* **EXERCISE REQUIREMENTS**
Extract each line of the entries below verbatim, leaving out the pictures.
################
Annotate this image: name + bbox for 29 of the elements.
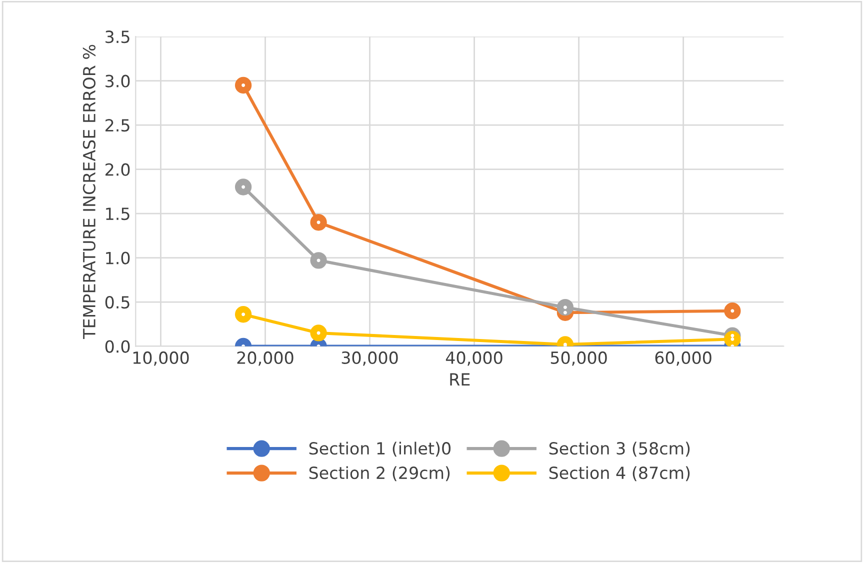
y-tick-label: 1.5 bbox=[106, 208, 130, 220]
point bbox=[556, 298, 574, 316]
point bbox=[234, 306, 252, 323]
point bbox=[310, 324, 327, 342]
x-tick-label: 30,000 bbox=[342, 351, 398, 366]
legend-label: Section 2 (29cm) bbox=[309, 466, 450, 482]
y-tick-label: 0.5 bbox=[105, 296, 130, 309]
y-tick-label: 2.5 bbox=[106, 119, 130, 132]
x-tick-label: 10,000 bbox=[133, 351, 189, 366]
y-tick-label: 3.5 bbox=[106, 30, 130, 44]
y-tick-label: 0.0 bbox=[105, 340, 130, 353]
y-tick-label: 3.0 bbox=[106, 74, 130, 88]
point bbox=[724, 302, 741, 320]
x-axis-title: RE bbox=[450, 373, 470, 386]
legend-label: Section 1 (inlet)0 bbox=[309, 442, 451, 457]
point bbox=[724, 330, 741, 346]
x-tick-label: 20,000 bbox=[237, 351, 294, 366]
x-tick-label: 50,000 bbox=[550, 351, 607, 366]
legend-label: Section 4 (87cm) bbox=[549, 466, 690, 482]
point bbox=[234, 76, 252, 94]
x-tick-label: 60,000 bbox=[655, 351, 712, 366]
legend-label: Section 3 (58cm) bbox=[549, 442, 690, 457]
point bbox=[310, 252, 327, 269]
y-tick-label: 1.0 bbox=[106, 252, 130, 264]
point bbox=[234, 178, 252, 196]
y-tick-label: 2.0 bbox=[106, 163, 130, 176]
y-axis-title: TEMPERATURE INCREASE ERROR % bbox=[82, 44, 96, 339]
point bbox=[310, 214, 327, 231]
x-tick-label: 40,000 bbox=[446, 351, 502, 366]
################
* **ANSWER TO THE TASK**
Annotate this image: name + bbox for 29 of the elements.
y-tick-label: 1.5 bbox=[106, 208, 130, 220]
point bbox=[556, 298, 574, 316]
point bbox=[234, 306, 252, 323]
point bbox=[310, 324, 327, 342]
x-tick-label: 30,000 bbox=[342, 351, 398, 366]
legend-label: Section 2 (29cm) bbox=[309, 466, 450, 482]
y-tick-label: 0.5 bbox=[105, 296, 130, 309]
y-tick-label: 2.5 bbox=[106, 119, 130, 132]
x-tick-label: 10,000 bbox=[133, 351, 189, 366]
y-tick-label: 3.5 bbox=[106, 30, 130, 44]
y-tick-label: 0.0 bbox=[105, 340, 130, 353]
y-tick-label: 3.0 bbox=[106, 74, 130, 88]
point bbox=[724, 302, 741, 320]
x-axis-title: RE bbox=[450, 373, 470, 386]
legend-label: Section 1 (inlet)0 bbox=[309, 442, 451, 457]
point bbox=[724, 330, 741, 346]
x-tick-label: 20,000 bbox=[237, 351, 294, 366]
x-tick-label: 50,000 bbox=[550, 351, 607, 366]
legend-label: Section 4 (87cm) bbox=[549, 466, 690, 482]
point bbox=[234, 76, 252, 94]
x-tick-label: 60,000 bbox=[655, 351, 712, 366]
legend-label: Section 3 (58cm) bbox=[549, 442, 690, 457]
point bbox=[310, 252, 327, 269]
y-tick-label: 1.0 bbox=[106, 252, 130, 264]
point bbox=[234, 178, 252, 196]
y-tick-label: 2.0 bbox=[106, 163, 130, 176]
y-axis-title: TEMPERATURE INCREASE ERROR % bbox=[82, 44, 96, 339]
point bbox=[310, 214, 327, 231]
x-tick-label: 40,000 bbox=[446, 351, 502, 366]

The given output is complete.